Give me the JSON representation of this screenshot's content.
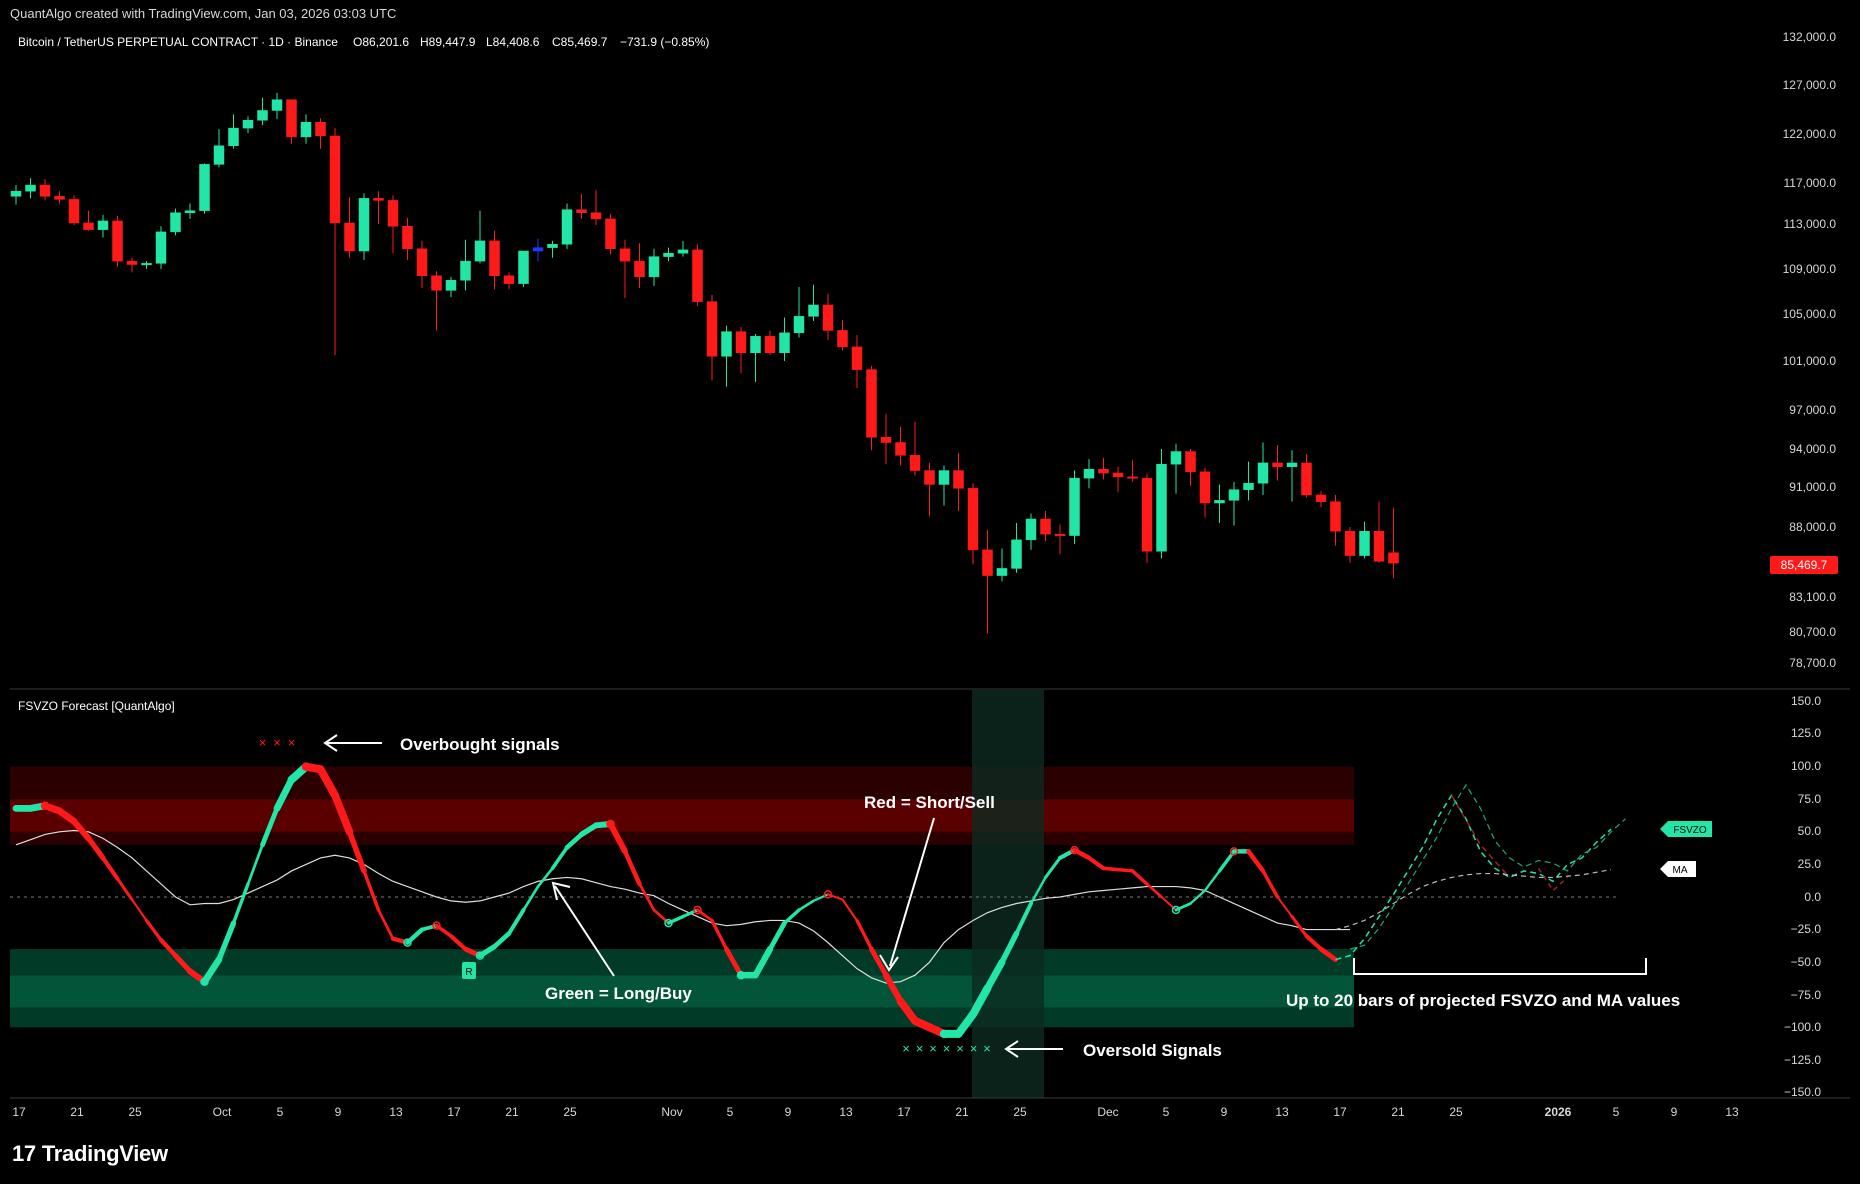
{
  "header": {
    "credit": "QuantAlgo created with TradingView.com, Jan 03, 2026 03:03 UTC"
  },
  "price_pane": {
    "symbol": "Bitcoin / TetherUS PERPETUAL CONTRACT · 1D · Binance",
    "ohlc": {
      "o": "O86,201.6",
      "h": "H89,447.9",
      "l": "L84,408.6",
      "c": "C85,469.7",
      "chg": "−731.9 (−0.85%)"
    },
    "last_price_label": "85,469.7",
    "price_ticks": [
      "132,000.0",
      "127,000.0",
      "122,000.0",
      "117,000.0",
      "113,000.0",
      "109,000.0",
      "105,000.0",
      "101,000.0",
      "97,000.0",
      "94,000.0",
      "91,000.0",
      "88,000.0",
      "83,100.0",
      "80,700.0",
      "78,700.0"
    ]
  },
  "indicator_pane": {
    "title": "FSVZO Forecast [QuantAlgo]",
    "ticks": [
      "150.0",
      "125.0",
      "100.0",
      "75.0",
      "50.0",
      "25.0",
      "0.0",
      "−25.0",
      "−50.0",
      "−75.0",
      "−100.0",
      "−125.0",
      "−150.0"
    ],
    "fsvzo_tag": "FSVZO",
    "ma_tag": "MA",
    "annotations": {
      "overbought": "Overbought signals",
      "oversold": "Oversold Signals",
      "red": "Red = Short/Sell",
      "green": "Green = Long/Buy",
      "projection": "Up to 20 bars of projected FSVZO and MA values"
    },
    "marker_r": "R"
  },
  "time_axis": [
    "17",
    "21",
    "25",
    "Oct",
    "5",
    "9",
    "13",
    "17",
    "21",
    "25",
    "Nov",
    "5",
    "9",
    "13",
    "17",
    "21",
    "25",
    "Dec",
    "5",
    "9",
    "13",
    "17",
    "21",
    "25",
    "2026",
    "5",
    "9",
    "13"
  ],
  "brand": "TradingView",
  "colors": {
    "up": "#22e5a8",
    "down": "#ff1a1a",
    "blue": "#1a3cff",
    "ma": "#dddddd"
  },
  "chart_data": [
    {
      "type": "candlestick",
      "title": "Bitcoin / TetherUS PERPETUAL CONTRACT · 1D · Binance",
      "x_start": "Sep 16, 2025",
      "ylim": [
        78000,
        133000
      ],
      "ohlc": [
        [
          115700,
          116800,
          114900,
          116200
        ],
        [
          116200,
          117500,
          115500,
          116800
        ],
        [
          116800,
          117400,
          115300,
          115700
        ],
        [
          115700,
          116200,
          115000,
          115400
        ],
        [
          115400,
          115800,
          112900,
          113100
        ],
        [
          113100,
          114300,
          112400,
          112500
        ],
        [
          112500,
          113900,
          111800,
          113300
        ],
        [
          113300,
          113800,
          109200,
          109700
        ],
        [
          109700,
          110000,
          108700,
          109400
        ],
        [
          109400,
          109700,
          109000,
          109500
        ],
        [
          109500,
          112800,
          109000,
          112300
        ],
        [
          112300,
          114500,
          112000,
          114100
        ],
        [
          114100,
          115000,
          113500,
          114300
        ],
        [
          114300,
          119000,
          114000,
          118900
        ],
        [
          118900,
          122500,
          118600,
          120800
        ],
        [
          120800,
          124000,
          120500,
          122600
        ],
        [
          122600,
          123800,
          122100,
          123400
        ],
        [
          123400,
          125700,
          122900,
          124400
        ],
        [
          124400,
          126200,
          123500,
          125500
        ],
        [
          125500,
          124800,
          121000,
          121700
        ],
        [
          121700,
          124000,
          121000,
          123200
        ],
        [
          123200,
          123600,
          120500,
          121800
        ],
        [
          121800,
          122600,
          101500,
          113100
        ],
        [
          113100,
          115600,
          110000,
          110600
        ],
        [
          110600,
          116000,
          109800,
          115500
        ],
        [
          115500,
          116200,
          113000,
          115300
        ],
        [
          115300,
          115800,
          110400,
          112800
        ],
        [
          112800,
          113600,
          109800,
          110800
        ],
        [
          110800,
          111500,
          107300,
          108400
        ],
        [
          108400,
          108800,
          103600,
          107100
        ],
        [
          107100,
          108300,
          106500,
          108000
        ],
        [
          108000,
          111600,
          107100,
          109700
        ],
        [
          109700,
          114300,
          109500,
          111500
        ],
        [
          111500,
          112400,
          107200,
          108400
        ],
        [
          108400,
          108700,
          107200,
          107700
        ],
        [
          107700,
          109900,
          107400,
          110600
        ],
        [
          110600,
          111700,
          109700,
          110900
        ],
        [
          110900,
          111500,
          110000,
          111200
        ],
        [
          111200,
          115000,
          110800,
          114400
        ],
        [
          114400,
          115900,
          113500,
          114100
        ],
        [
          114100,
          116300,
          112900,
          113500
        ],
        [
          113500,
          114000,
          110300,
          110800
        ],
        [
          110800,
          111600,
          106400,
          109700
        ],
        [
          109700,
          111300,
          107300,
          108300
        ],
        [
          108300,
          110800,
          107500,
          110100
        ],
        [
          110100,
          110900,
          109700,
          110400
        ],
        [
          110400,
          111500,
          110100,
          110700
        ],
        [
          110700,
          111200,
          105700,
          106100
        ],
        [
          106100,
          106700,
          99400,
          101400
        ],
        [
          101400,
          104000,
          98900,
          103500
        ],
        [
          103500,
          103900,
          100000,
          101700
        ],
        [
          101700,
          103300,
          99300,
          103100
        ],
        [
          103100,
          103600,
          101500,
          101700
        ],
        [
          101700,
          104700,
          101000,
          103400
        ],
        [
          103400,
          107400,
          103000,
          104800
        ],
        [
          104800,
          107600,
          104400,
          105800
        ],
        [
          105800,
          106800,
          102800,
          103600
        ],
        [
          103600,
          104500,
          101900,
          102200
        ],
        [
          102200,
          103200,
          98800,
          100300
        ],
        [
          100300,
          100600,
          93900,
          94900
        ],
        [
          94900,
          96700,
          92800,
          94500
        ],
        [
          94500,
          95700,
          92700,
          93500
        ],
        [
          93500,
          96100,
          91900,
          92300
        ],
        [
          92300,
          92900,
          88800,
          91200
        ],
        [
          91200,
          92700,
          89600,
          92300
        ],
        [
          92300,
          93700,
          89200,
          90900
        ],
        [
          90900,
          91300,
          85400,
          86400
        ],
        [
          86400,
          87800,
          80600,
          84600
        ],
        [
          84600,
          86500,
          84200,
          85100
        ],
        [
          85100,
          88300,
          84800,
          87100
        ],
        [
          87100,
          89000,
          86400,
          88600
        ],
        [
          88600,
          89200,
          87000,
          87500
        ],
        [
          87500,
          88200,
          86100,
          87400
        ],
        [
          87400,
          92300,
          86800,
          91700
        ],
        [
          91700,
          93200,
          90900,
          92400
        ],
        [
          92400,
          93300,
          91600,
          92100
        ],
        [
          92100,
          92600,
          90600,
          91800
        ],
        [
          91800,
          93100,
          91400,
          91700
        ],
        [
          91700,
          92000,
          85500,
          86300
        ],
        [
          86300,
          94000,
          85800,
          92800
        ],
        [
          92800,
          94400,
          90500,
          93800
        ],
        [
          93800,
          94000,
          91100,
          92200
        ],
        [
          92200,
          92500,
          88700,
          89800
        ],
        [
          89800,
          91200,
          88300,
          90000
        ],
        [
          90000,
          91400,
          88100,
          90800
        ],
        [
          90800,
          93000,
          90000,
          91300
        ],
        [
          91300,
          94500,
          90400,
          92900
        ],
        [
          92900,
          94300,
          91500,
          92600
        ],
        [
          92600,
          93900,
          89900,
          92900
        ],
        [
          92900,
          93600,
          90200,
          90400
        ],
        [
          90400,
          90700,
          89500,
          89900
        ],
        [
          89900,
          90400,
          86700,
          87700
        ],
        [
          87700,
          88000,
          85500,
          86000
        ],
        [
          86000,
          88400,
          85800,
          87700
        ],
        [
          87700,
          89900,
          85500,
          85600
        ],
        [
          86201.6,
          89447.9,
          84408.6,
          85469.7
        ]
      ]
    },
    {
      "type": "line",
      "title": "FSVZO Forecast [QuantAlgo]",
      "ylim": [
        -150,
        150
      ],
      "overbought_zone": [
        40,
        100
      ],
      "oversold_zone": [
        -100,
        -40
      ],
      "series": [
        {
          "values": [
            68,
            68,
            70,
            66,
            58,
            45,
            30,
            14,
            -2,
            -18,
            -33,
            -45,
            -57,
            -65,
            -48,
            -20,
            10,
            40,
            68,
            90,
            100,
            98,
            78,
            50,
            20,
            -10,
            -32,
            -35,
            -25,
            -22,
            -30,
            -40,
            -45,
            -38,
            -28,
            -10,
            8,
            22,
            38,
            48,
            55,
            56,
            35,
            10,
            -10,
            -20,
            -15,
            -10,
            -18,
            -40,
            -60,
            -60,
            -40,
            -20,
            -10,
            -3,
            2,
            -2,
            -18,
            -40,
            -60,
            -80,
            -95,
            -100,
            -105,
            -105,
            -90,
            -70,
            -50,
            -28,
            -5,
            15,
            30,
            36,
            30,
            22,
            21,
            20,
            10,
            0,
            -10,
            -5,
            5,
            20,
            35,
            35,
            20,
            0,
            -15,
            -30,
            -40,
            -48
          ]
        },
        {
          "values": [
            40,
            44,
            48,
            50,
            51,
            50,
            45,
            38,
            30,
            20,
            10,
            0,
            -6,
            -5,
            -5,
            -2,
            3,
            8,
            13,
            20,
            25,
            30,
            32,
            30,
            25,
            18,
            12,
            8,
            4,
            0,
            -3,
            -4,
            -3,
            0,
            3,
            8,
            12,
            14,
            15,
            14,
            11,
            8,
            6,
            3,
            1,
            -5,
            -10,
            -15,
            -20,
            -22,
            -21,
            -19,
            -18,
            -18,
            -20,
            -26,
            -35,
            -45,
            -55,
            -62,
            -66,
            -65,
            -60,
            -50,
            -35,
            -25,
            -18,
            -12,
            -8,
            -5,
            -3,
            -1,
            0,
            2,
            4,
            5,
            6,
            7,
            8,
            8,
            8,
            7,
            5,
            0,
            -5,
            -10,
            -15,
            -20,
            -22,
            -25,
            -25,
            -25,
            -25
          ]
        }
      ],
      "projection_fsvzo": [
        -48,
        -45,
        -32,
        -15,
        2,
        20,
        38,
        60,
        78,
        60,
        35,
        22,
        15,
        20,
        18,
        12,
        25,
        30,
        42,
        52
      ],
      "projection_ma": [
        -25,
        -22,
        -18,
        -12,
        -5,
        2,
        8,
        12,
        15,
        17,
        18,
        18,
        17,
        16,
        15,
        15,
        16,
        17,
        19,
        21
      ],
      "overbought_signals": [
        "Oct 3",
        "Oct 4",
        "Oct 5"
      ],
      "oversold_signals": [
        "Nov 16",
        "Nov 17",
        "Nov 18",
        "Nov 19",
        "Nov 20",
        "Nov 21",
        "Nov 22"
      ]
    }
  ]
}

⁂

Check the records above line by line and tally those holding the string "TradingView". Answer with the number only.

2